**Document text**
====

# Go seki - Iwagumi layout with "new" Amazonia



## Bunbuku (Feb 10, 2008)

I had Tonina style tanks for a while last year but the maintenance was too much work. I wanted to to back to something simpler. What got me started back in this hobby in the first place after 20+ yrs absence was seeing one of Amano's iwagumi layouts. It really struck a chord but sadly my skills lagged. Stones are a hard medium to master. Good stones are hard to find. A nice one may be sitting under your nose and you don't even realize it it until. I turned to various driftwood arrangements for several of my recent aquascapes but in the back of my mind, I wanted an iwagumi layout.

Several months ago, came upon yamaya some stones that I purchased but never used. I picked up a large stone and turned it slowly in my hand....and suddenly I saw its "face" and then I felt it. I grabbed the box and went down to the kid's sandbox and made a 5 stone arrangement, numbered the them and photographed it for future reference.

I had Africana on hand from my Tonina tank but the color was all wrong for iwagumi. It had to be Amazonia. But I had to wait an _ETERNITY f_or an ADG's Aquasoil shipment to arrive from Japan. This actually was a blessing in disguise because I went through several styles of sloping the substrating in my head (and in the sandbox). FINALLY, the the Amazonia arrived and it was the "new" version.


Equipment: ADA 60P "mist"; Ehiem Ecco 2236 (blue and white filter pads, substrat pro and Seachem Renew); Cal Aqua 13 mm lily pipe set; shrimplabs bazooka atomic diffuser at 1 bps; Aquamedic 150 MH pendant (5 hrs photoperiod at 0-4 wks; 5.5 hrs at 5 weeks and will probably not go much above that). 
Substrate: Powersand special 2L; Tourmaline BC; "New" Amazonia 9L x 1 bag regular and 1/3 of a 3L bag "powder" type. 
Flora: HC, Bylxa japonica, Eleocharis sp. "Japan", hydrocotle sp (ones with really small leaves)
Week 1 - daily 30% water changes; Week 2 and 3 - 3x/week 30% water change; Week 4 till present - 50% weekly water changes.

I did the layout pretty much as shown on the ADG video. After a the substrate was placed in the tank and sloped properly, the stones went in. The hardscape layout was finalized and secured with the substrate still dry. No further attempt was made to rearrange the hardscape after water was added. Enough water was added to barely cover the lowest part of the substrate. It was added _slowly_ so as not to disturb the substrate. Plants were placed into the substrate with pincettes, and the tank filled _slowly_.

During setup and cycling, water remained crystal clear. No nuisance algae was visible despite the low plant load. I think limiting the photoperiod and the excellent flow from the Cal Aqua pipes helped a great deal. It took 4 weeks for the tank to finish cycling completely (no detectable NH3 or NO2) in this respect the behavior is similar to original Amazonia

The pictures you see below are at 5 weeks after initial setup. 









With fauna - Hyphessobrycon sweglesi, Amano shrimp, and Otocinclus. As you can see the substrate looks pristine, no breakdown or dust and water is clear.

====

**Tasks to complete**
**A)** Can you reproduce the iwagumi aquarium post from "During setup and" up to and including "after initial setup."?
**B)** Could you carry on the iwagumi aquarium post from the point where it stops?

====

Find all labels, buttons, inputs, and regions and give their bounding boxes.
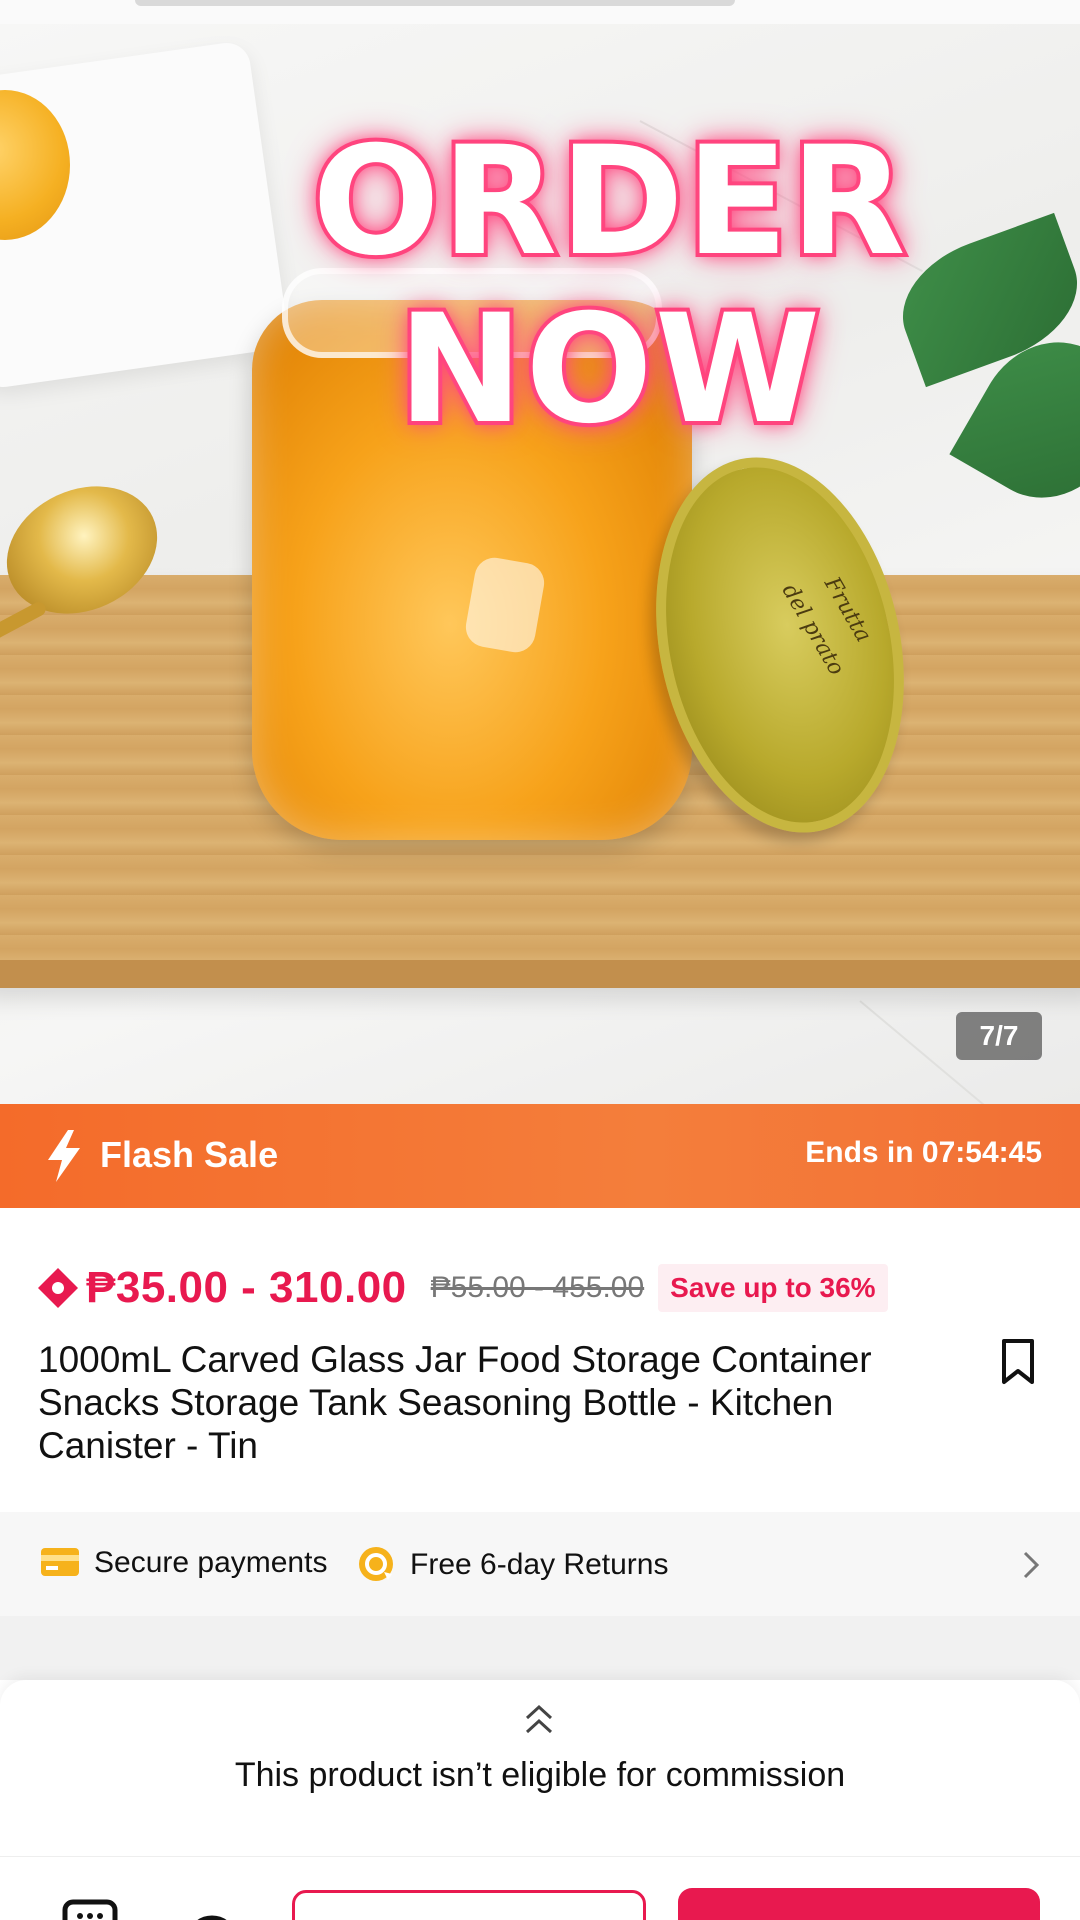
returns-icon xyxy=(359,1547,393,1581)
drag-handle xyxy=(135,0,735,6)
product-title: 1000mL Carved Glass Jar Food Storage Con… xyxy=(38,1339,872,1466)
card-icon xyxy=(41,1548,79,1576)
lightning-icon xyxy=(48,1130,80,1182)
flash-sale-bar: Flash Sale Ends in 07:54:45 xyxy=(0,1104,1080,1208)
overlay-line-1: ORDER xyxy=(308,114,910,290)
original-price: ₱55.00 - 455.00 xyxy=(430,1271,645,1304)
add-to-cart-button[interactable] xyxy=(292,1890,646,1920)
flash-sale-label: Flash Sale xyxy=(100,1134,279,1175)
commission-notice: This product isn’t eligible for commissi… xyxy=(234,1756,846,1794)
free-returns-text: Free 6-day Returns xyxy=(410,1548,669,1581)
chevron-right-icon xyxy=(1023,1551,1040,1579)
buy-now-button[interactable] xyxy=(678,1888,1040,1920)
flash-sale-countdown: Ends in 07:54:45 xyxy=(805,1136,1042,1169)
shop-icon[interactable] xyxy=(62,1898,118,1920)
bookmark-icon[interactable] xyxy=(998,1338,1038,1386)
product-image-carousel[interactable]: Frutta del prato ORDER NOW 7/7 xyxy=(0,0,1080,1104)
order-now-overlay: ORDER NOW xyxy=(230,114,990,458)
wooden-board-edge xyxy=(0,960,1080,988)
service-guarantee-row[interactable]: Secure payments Free 6-day Returns xyxy=(0,1512,1080,1616)
chat-icon[interactable] xyxy=(186,1898,238,1920)
save-badge: Save up to 36% xyxy=(658,1264,888,1312)
section-divider xyxy=(0,1616,1080,1680)
price-row: ₱35.00 - 310.00 ₱55.00 - 455.00 Save up … xyxy=(36,1258,1046,1318)
image-counter: 7/7 xyxy=(956,1012,1042,1060)
coupon-diamond-icon xyxy=(38,1268,78,1308)
price-range: ₱35.00 - 310.00 xyxy=(86,1263,407,1312)
secure-payments-text: Secure payments xyxy=(94,1546,328,1579)
overlay-line-2: NOW xyxy=(394,282,825,458)
double-chevron-up-icon[interactable] xyxy=(520,1700,558,1740)
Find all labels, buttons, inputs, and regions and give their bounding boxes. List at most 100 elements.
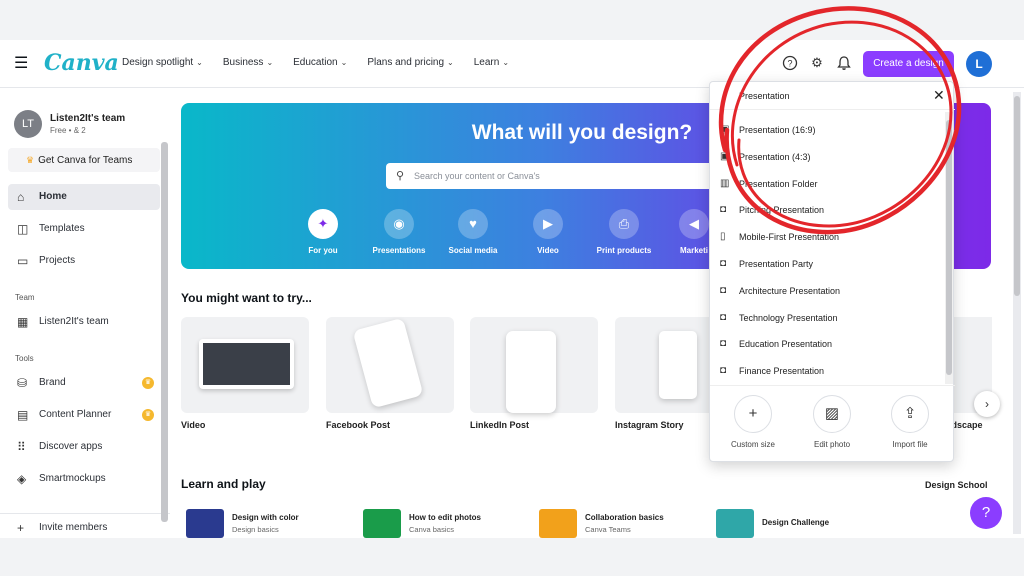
- phone-mockup: [352, 317, 424, 409]
- presentation-icon: ▣: [720, 124, 730, 135]
- template-card-linkedin-post[interactable]: [470, 317, 598, 413]
- invite-members-button[interactable]: + Invite members: [8, 515, 160, 538]
- category-social-media[interactable]: ♥ Social media: [438, 209, 508, 255]
- suggestion-item[interactable]: ▯ Mobile-First Presentation: [710, 224, 945, 251]
- learn-thumbnail: [716, 509, 754, 538]
- apps-grid-icon: ⠿: [17, 440, 26, 454]
- plus-icon: +: [734, 395, 772, 433]
- sidebar-item-content-planner[interactable]: ▤ Content Planner ♛: [8, 402, 160, 428]
- learn-item[interactable]: How to edit photos Canva basics: [363, 509, 481, 538]
- nav-education[interactable]: Education ⌄: [293, 57, 347, 68]
- category-print-products[interactable]: ⎙ Print products: [589, 209, 659, 255]
- nav-learn[interactable]: Learn ⌄: [474, 57, 509, 68]
- plus-icon: +: [17, 521, 25, 535]
- camera-icon: ◘: [720, 204, 727, 216]
- suggestion-item[interactable]: ◘ Technology Presentation: [710, 305, 945, 332]
- gear-icon[interactable]: ⚙: [809, 55, 825, 71]
- sidebar-item-home[interactable]: ⌂ Home: [8, 184, 160, 210]
- design-school-link[interactable]: Design School: [925, 480, 988, 490]
- bell-icon[interactable]: [836, 55, 852, 71]
- team-switcher[interactable]: LT Listen2It's team Free • & 2: [14, 110, 125, 138]
- search-query: Presentation: [739, 91, 790, 101]
- chevron-down-icon: ⌄: [266, 58, 274, 67]
- carousel-next-button[interactable]: ›: [974, 391, 1000, 417]
- dropdown-search-input[interactable]: Presentation ✕: [710, 82, 955, 110]
- video-icon: ▶: [533, 209, 563, 239]
- suggestion-list: ▣ Presentation (16:9) ▣ Presentation (4:3)…: [710, 117, 945, 382]
- nav-design-spotlight[interactable]: Design spotlight ⌄: [122, 57, 203, 68]
- camera-icon: ◘: [720, 284, 727, 296]
- canva-logo[interactable]: Canva: [44, 50, 119, 76]
- suggestion-item[interactable]: ▣ Presentation (4:3): [710, 144, 945, 171]
- category-presentations[interactable]: ◉ Presentations: [364, 209, 434, 255]
- template-label: Video: [181, 420, 206, 430]
- learn-thumbnail: [363, 509, 401, 538]
- search-icon: ⚲: [396, 170, 405, 182]
- edit-photo-button[interactable]: ▨ Edit photo: [797, 395, 867, 449]
- team-meta: Free • & 2: [50, 126, 86, 135]
- folder-icon: ▭: [17, 254, 29, 268]
- template-card-facebook-post[interactable]: [326, 317, 454, 413]
- learn-item[interactable]: Collaboration basics Canva Teams: [539, 509, 664, 538]
- suggestion-item[interactable]: ▥ Presentation Folder: [710, 171, 945, 198]
- custom-size-button[interactable]: + Custom size: [718, 395, 788, 449]
- search-dropdown: Presentation ✕ ▣ Presentation (16:9) ▣ Pre…: [709, 81, 955, 462]
- dropdown-divider: [710, 385, 955, 386]
- suggestion-item[interactable]: ◘ Finance Presentation: [710, 358, 945, 382]
- suggestion-item[interactable]: ◘ Presentation Party: [710, 251, 945, 278]
- learn-item[interactable]: Design with color Design basics: [186, 509, 299, 538]
- dropdown-scrollbar[interactable]: [945, 112, 953, 384]
- learn-thumbnail: [186, 509, 224, 538]
- scrollbar-thumb[interactable]: [1014, 96, 1020, 296]
- create-design-button[interactable]: Create a design: [863, 51, 954, 77]
- try-section-title: You might want to try...: [181, 291, 312, 305]
- sidebar-item-templates[interactable]: ◫ Templates: [8, 216, 160, 242]
- phone-mockup: [659, 331, 697, 399]
- suggestion-item[interactable]: ◘ Education Presentation: [710, 331, 945, 358]
- category-video[interactable]: ▶ Video: [513, 209, 583, 255]
- scrollbar-thumb[interactable]: [946, 120, 952, 375]
- crown-icon: ♛: [26, 155, 35, 165]
- sidebar-item-projects[interactable]: ▭ Projects: [8, 248, 160, 274]
- smartmockups-icon: ◈: [17, 472, 27, 486]
- sidebar-scrollbar[interactable]: [161, 142, 168, 522]
- chevron-down-icon: ⌄: [502, 58, 510, 67]
- crown-badge-icon: ♛: [142, 409, 154, 421]
- chevron-down-icon: ⌄: [340, 58, 348, 67]
- suggestion-item[interactable]: ▣ Presentation (16:9): [710, 117, 945, 144]
- camera-icon: ◘: [720, 338, 727, 350]
- suggestion-item[interactable]: ◘ Architecture Presentation: [710, 278, 945, 305]
- main-scrollbar[interactable]: [1013, 92, 1021, 534]
- help-circle-icon[interactable]: ?: [782, 55, 798, 71]
- sidebar-item-smartmockups[interactable]: ◈ Smartmockups: [8, 466, 160, 492]
- user-avatar[interactable]: L: [966, 51, 992, 77]
- tools-section-label: Tools: [15, 354, 34, 363]
- learn-item[interactable]: Design Challenge: [716, 509, 829, 538]
- help-button[interactable]: ?: [970, 497, 1002, 529]
- template-card-video[interactable]: [181, 317, 309, 413]
- phone-icon: ▯: [720, 231, 726, 243]
- sidebar-item-brand[interactable]: ⛁ Brand ♛: [8, 370, 160, 396]
- presentation-icon: ▣: [720, 150, 730, 162]
- sidebar-item-discover-apps[interactable]: ⠿ Discover apps: [8, 434, 160, 460]
- nav-plans-pricing[interactable]: Plans and pricing ⌄: [367, 57, 453, 68]
- sidebar-item-team[interactable]: ▦ Listen2It's team: [8, 309, 160, 335]
- menu-icon[interactable]: ☰: [14, 54, 28, 74]
- learn-thumbnail: [539, 509, 577, 538]
- category-for-you[interactable]: ✦ For you: [288, 209, 358, 255]
- camera-icon: ◘: [720, 257, 727, 269]
- close-icon[interactable]: ✕: [933, 87, 945, 104]
- folder-icon: ▥: [720, 177, 730, 189]
- top-nav: Design spotlight ⌄ Business ⌄ Education ⌄ P…: [122, 57, 529, 68]
- edit-photo-icon: ▨: [813, 395, 851, 433]
- phone-mockup: [506, 331, 556, 413]
- get-canva-teams-button[interactable]: ♛ Get Canva for Teams: [8, 148, 160, 172]
- megaphone-icon: ◀: [679, 209, 709, 239]
- crown-badge-icon: ♛: [142, 377, 154, 389]
- suggestion-item[interactable]: ◘ Pitching Presentation: [710, 197, 945, 224]
- template-label: Instagram Story: [615, 420, 684, 430]
- nav-business[interactable]: Business ⌄: [223, 57, 273, 68]
- camera-icon: ◘: [720, 311, 727, 323]
- import-file-button[interactable]: ⇪ Import file: [875, 395, 945, 449]
- team-section-label: Team: [15, 293, 35, 302]
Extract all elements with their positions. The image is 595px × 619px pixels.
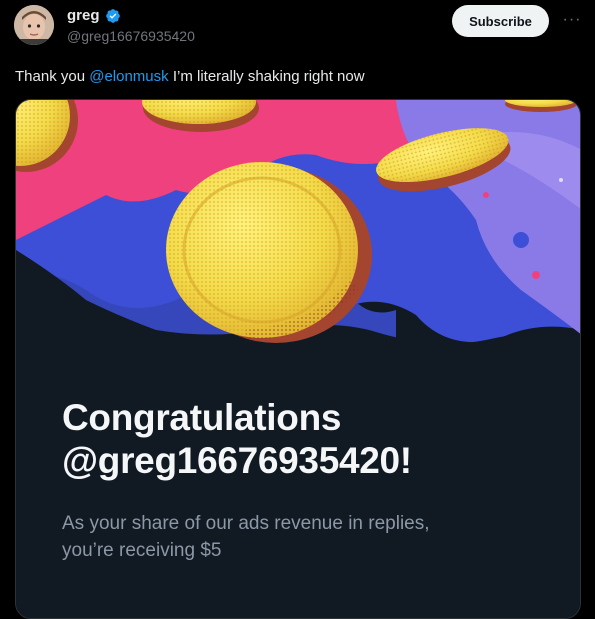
card-title-line1: Congratulations bbox=[62, 397, 342, 438]
card-title: Congratulations @greg16676935420! bbox=[62, 396, 412, 482]
card-title-line2: @greg16676935420! bbox=[62, 440, 412, 481]
tweet-text: Thank you @elonmusk I’m literally shakin… bbox=[15, 68, 365, 85]
card-subtext-line2: you’re receiving $5 bbox=[62, 540, 222, 561]
user-handle[interactable]: @greg16676935420 bbox=[67, 28, 195, 44]
more-options-icon[interactable]: ··· bbox=[560, 8, 584, 32]
avatar-image bbox=[14, 5, 54, 45]
tweet-text-prefix: Thank you bbox=[15, 68, 90, 85]
card-subtext: As your share of our ads revenue in repl… bbox=[62, 510, 532, 564]
subscribe-button[interactable]: Subscribe bbox=[452, 5, 549, 37]
tweet-media-image[interactable]: Congratulations @greg16676935420! As you… bbox=[15, 99, 581, 619]
avatar[interactable] bbox=[14, 5, 54, 45]
mention-link[interactable]: @elonmusk bbox=[89, 68, 168, 85]
card-subtext-line1: As your share of our ads revenue in repl… bbox=[62, 513, 430, 534]
name-row: greg bbox=[67, 7, 121, 24]
verified-badge-icon bbox=[105, 8, 120, 23]
display-name[interactable]: greg bbox=[67, 7, 100, 24]
tweet-header: greg @greg16676935420 Subscribe ··· bbox=[0, 0, 595, 58]
tweet-text-suffix: I’m literally shaking right now bbox=[168, 68, 365, 85]
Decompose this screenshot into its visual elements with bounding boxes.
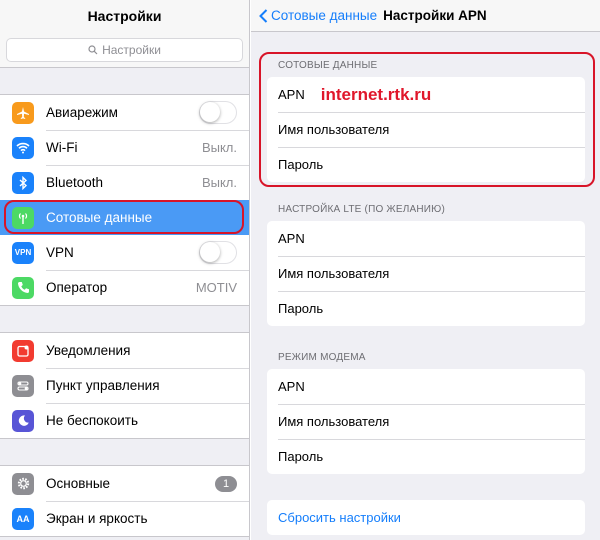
back-button-label: Сотовые данные: [271, 8, 378, 23]
reset-settings-button[interactable]: Сбросить настройки: [267, 500, 585, 535]
sidebar-item-label: Авиарежим: [46, 105, 118, 120]
sidebar-item-display-brightness[interactable]: AA Экран и яркость: [0, 501, 249, 536]
lte-apn-field[interactable]: APN: [267, 221, 585, 256]
modem-password-field[interactable]: Пароль: [267, 439, 585, 474]
update-badge: 1: [215, 475, 237, 492]
gear-icon: [12, 472, 34, 495]
search-input[interactable]: Настройки: [6, 38, 243, 62]
airplane-icon: [12, 101, 34, 124]
detail-nav-bar: Сотовые данные Настройки APN: [251, 0, 600, 32]
control-center-icon: [12, 374, 34, 397]
lte-username-field[interactable]: Имя пользователя: [267, 256, 585, 291]
moon-icon: [12, 409, 34, 432]
sidebar-item-label: Bluetooth: [46, 175, 104, 190]
back-button[interactable]: Сотовые данные: [259, 8, 377, 23]
sidebar-title: Настройки: [87, 8, 162, 24]
sidebar-item-notifications[interactable]: Уведомления: [0, 333, 249, 368]
highlight-box-apn-section: [259, 52, 595, 187]
bluetooth-icon: [12, 171, 34, 194]
apn-label: APN: [278, 379, 305, 394]
page-title: Настройки APN: [383, 8, 487, 23]
search-placeholder: Настройки: [102, 43, 161, 57]
sidebar-item-label: Не беспокоить: [46, 413, 138, 428]
phone-icon: [12, 276, 34, 299]
vpn-toggle[interactable]: [199, 241, 237, 264]
notifications-icon: [12, 339, 34, 362]
modem-username-field[interactable]: Имя пользователя: [267, 404, 585, 439]
sidebar-item-label: Оператор: [46, 280, 108, 295]
airplane-mode-toggle[interactable]: [199, 101, 237, 124]
sidebar-item-label: Экран и яркость: [46, 511, 148, 526]
section-header-modem-mode: РЕЖИМ МОДЕМА: [278, 352, 366, 363]
highlight-box-cellular-data: [4, 200, 244, 234]
password-label: Пароль: [278, 449, 324, 464]
sidebar-nav-bar: Настройки: [0, 0, 249, 32]
settings-sidebar: Настройки Настройки Авиарежим Wi-Fi Выкл…: [0, 0, 250, 540]
vpn-icon: VPN: [12, 241, 34, 264]
apn-label: APN: [278, 231, 305, 246]
sidebar-item-label: Основные: [46, 476, 111, 491]
sidebar-item-control-center[interactable]: Пункт управления: [0, 368, 249, 403]
wifi-icon: [12, 136, 34, 159]
sidebar-item-label: Пункт управления: [46, 378, 160, 393]
settings-group-notifications: Уведомления Пункт управления Не беспокои…: [0, 332, 249, 439]
lte-settings-card: APN Имя пользователя Пароль: [267, 221, 585, 326]
sidebar-item-wifi[interactable]: Wi-Fi Выкл.: [0, 130, 249, 165]
sidebar-item-label: Уведомления: [46, 343, 131, 358]
sidebar-item-carrier[interactable]: Оператор MOTIV: [0, 270, 249, 305]
sidebar-item-bluetooth[interactable]: Bluetooth Выкл.: [0, 165, 249, 200]
sidebar-item-do-not-disturb[interactable]: Не беспокоить: [0, 403, 249, 438]
modem-apn-field[interactable]: APN: [267, 369, 585, 404]
lte-password-field[interactable]: Пароль: [267, 291, 585, 326]
sidebar-item-label: Wi-Fi: [46, 140, 78, 155]
sidebar-item-general[interactable]: Основные 1: [0, 466, 249, 501]
username-label: Имя пользователя: [278, 266, 390, 281]
sidebar-item-airplane-mode[interactable]: Авиарежим: [0, 95, 249, 130]
reset-card: Сбросить настройки: [267, 500, 585, 535]
carrier-value: MOTIV: [195, 280, 237, 295]
section-header-lte: НАСТРОЙКА LTE (ПО ЖЕЛАНИЮ): [278, 204, 445, 215]
sidebar-item-label: VPN: [46, 245, 74, 260]
bluetooth-status-value: Выкл.: [201, 175, 237, 190]
password-label: Пароль: [278, 301, 324, 316]
username-label: Имя пользователя: [278, 414, 390, 429]
modem-mode-card: APN Имя пользователя Пароль: [267, 369, 585, 474]
wifi-status-value: Выкл.: [201, 140, 237, 155]
search-icon: [88, 45, 98, 55]
display-brightness-icon: AA: [12, 507, 34, 530]
chevron-left-icon: [259, 8, 268, 23]
sidebar-item-vpn[interactable]: VPN VPN: [0, 235, 249, 270]
settings-group-general: Основные 1 AA Экран и яркость: [0, 465, 249, 537]
search-bar-container: Настройки: [0, 32, 249, 68]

====

**Responses per task**
**A)**
During setup and cycling, water remained crystal clear. No nuisance algae was visible despite the low plant load. I think limiting the photoperiod and the excellent flow from the Cal Aqua pipes helped a great deal. It took 4 weeks for the tank to finish cycling completely (no detectable NH3 or NO2) in this respect the behavior is similar to original Amazonia

The pictures you see below are at 5 weeks after initial setup.

**B)**
From the left side









Right side









Here are a couple of FTS. The only difference is the type of lighting used. The camera was on a tripod and I used the same settings for both pictures.

Aquamedic Oceanlight 150 watt MH pendant with Giesemann Megachrome Tropic bulb









AquaticLife dual T5 fixture with 24 watt Giesemann Midday + 24 watt Giesemann Aquaflora









You can see the shadows cast by the MH fixture on the main stone. The T5 give a warmer feel to the aquascape and the fish colors really pop. But.....I like the spaciousness with the pendant and it looks cooler. If there was a nice looking silver T5 fixture like the UK Arcadia ones, I would be all over it!!


----------



## jciotti (Aug 14, 2007)

This looks really nice, the detailed write up is appreciated.

On a side note, look into hanging a FNI 2 or 4x 24" T5 HO, just drill new hanging mounts to fit your Solar Arm.


----------



## Csr (Feb 26, 2011)

Simply layout but still looks good.
What kind of stand is that?


----------



## Bunbuku (Feb 10, 2008)

Thanks John! I didn't know you could do that with the FNI T5. The Aquatic life one is way too big and heavy but maybe it bec the ballast in hidden in the fixture. We had a NASH member try to hang a Tek 4xT5 bulb fixture on his Solar I arm but that did not work out well at all. The FNI 2 fixture one just might work. Is it pretty light?

Thanks Csr, the stand is a custom one made by ADG with MDF. Has a built in shelf great for holding ferts, fish food and other stuff. 

The aquascape by no means perfect. I wish the main stone was bigger, but that is what I had to work with By sloping the substrate and placing the main stone higher on the slope and the smaller stones lower, I hoped give the illusion that the main stone was more massive and also create an impression of depth at the same time. 

Once the HC grows dense I can start trimming it to look more even lawn like. The Bylxa OTOH already had to be thinned out twice. The hydrocotle is starting to peek out from the bylxa. I hoping I can achieve an effect where it "hovers" over the HC.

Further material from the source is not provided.